> [Goal of the exercise]: The listing must be reproduced in full, exactly as it stands.

Dataset entries:
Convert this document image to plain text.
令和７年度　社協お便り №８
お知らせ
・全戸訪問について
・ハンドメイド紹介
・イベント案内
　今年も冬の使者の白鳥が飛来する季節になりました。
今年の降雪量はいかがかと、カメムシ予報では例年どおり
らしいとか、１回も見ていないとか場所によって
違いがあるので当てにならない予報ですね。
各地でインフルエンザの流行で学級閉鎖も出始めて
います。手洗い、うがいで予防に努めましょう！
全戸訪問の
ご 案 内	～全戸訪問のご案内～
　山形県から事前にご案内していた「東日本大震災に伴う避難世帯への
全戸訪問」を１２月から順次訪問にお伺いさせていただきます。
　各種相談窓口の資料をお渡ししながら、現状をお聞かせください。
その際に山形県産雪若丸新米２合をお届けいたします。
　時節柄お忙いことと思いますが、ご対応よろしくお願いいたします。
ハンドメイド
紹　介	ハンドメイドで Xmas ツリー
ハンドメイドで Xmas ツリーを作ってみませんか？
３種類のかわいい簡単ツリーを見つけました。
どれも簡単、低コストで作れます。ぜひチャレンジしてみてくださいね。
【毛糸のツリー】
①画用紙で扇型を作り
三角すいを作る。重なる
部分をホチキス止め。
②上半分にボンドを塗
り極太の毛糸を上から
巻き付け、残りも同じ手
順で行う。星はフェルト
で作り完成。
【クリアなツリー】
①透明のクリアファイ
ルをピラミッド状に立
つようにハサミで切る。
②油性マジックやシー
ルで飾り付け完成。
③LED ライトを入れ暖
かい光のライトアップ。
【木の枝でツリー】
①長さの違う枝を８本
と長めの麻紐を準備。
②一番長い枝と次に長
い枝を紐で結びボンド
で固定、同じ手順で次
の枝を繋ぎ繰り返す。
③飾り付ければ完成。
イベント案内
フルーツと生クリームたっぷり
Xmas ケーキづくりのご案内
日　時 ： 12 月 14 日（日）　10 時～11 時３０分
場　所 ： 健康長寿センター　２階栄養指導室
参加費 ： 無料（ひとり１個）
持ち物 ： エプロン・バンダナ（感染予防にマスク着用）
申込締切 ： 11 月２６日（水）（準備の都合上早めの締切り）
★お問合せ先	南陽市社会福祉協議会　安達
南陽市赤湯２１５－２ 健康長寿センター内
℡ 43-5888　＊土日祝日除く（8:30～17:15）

> [Answer]:
Convert this document image to plain text.
令和７年度　社協お便り №８
お知らせ
・全戸訪問について
・ハンドメイド紹介
・イベント案内
　今年も冬の使者の白鳥が飛来する季節になりました。
今年の降雪量はいかがかと、カメムシ予報では例年どおり
らしいとか、１回も見ていないとか場所によって
違いがあるので当てにならない予報ですね。
各地でインフルエンザの流行で学級閉鎖も出始めて
います。手洗い、うがいで予防に努めましょう！
全戸訪問の
ご 案 内	～全戸訪問のご案内～
　山形県から事前にご案内していた「東日本大震災に伴う避難世帯への
全戸訪問」を１２月から順次訪問にお伺いさせていただきます。
　各種相談窓口の資料をお渡ししながら、現状をお聞かせください。
その際に山形県産雪若丸新米２合をお届けいたします。
　時節柄お忙いことと思いますが、ご対応よろしくお願いいたします。
ハンドメイド
紹　介	ハンドメイドで Xmas ツリー
ハンドメイドで Xmas ツリーを作ってみませんか？
３種類のかわいい簡単ツリーを見つけました。
どれも簡単、低コストで作れます。ぜひチャレンジしてみてくださいね。
【毛糸のツリー】
①画用紙で扇型を作り
三角すいを作る。重なる
部分をホチキス止め。
②上半分にボンドを塗
り極太の毛糸を上から
巻き付け、残りも同じ手
順で行う。星はフェルト
で作り完成。
【クリアなツリー】
①透明のクリアファイ
ルをピラミッド状に立
つようにハサミで切る。
②油性マジックやシー
ルで飾り付け完成。
③LED ライトを入れ暖
かい光のライトアップ。
【木の枝でツリー】
①長さの違う枝を８本
と長めの麻紐を準備。
②一番長い枝と次に長
い枝を紐で結びボンド
で固定、同じ手順で次
の枝を繋ぎ繰り返す。
③飾り付ければ完成。
イベント案内
フルーツと生クリームたっぷり
Xmas ケーキづくりのご案内
日　時 ： 12 月 14 日（日）　10 時～11 時３０分
場　所 ： 健康長寿センター　２階栄養指導室
参加費 ： 無料（ひとり１個）
持ち物 ： エプロン・バンダナ（感染予防にマスク着用）
申込締切 ： 11 月２６日（水）（準備の都合上早めの締切り）
★お問合せ先	南陽市社会福祉協議会　安達
南陽市赤湯２１５－２ 健康長寿センター内
℡ 43-5888　＊土日祝日除く（8:30～17:15）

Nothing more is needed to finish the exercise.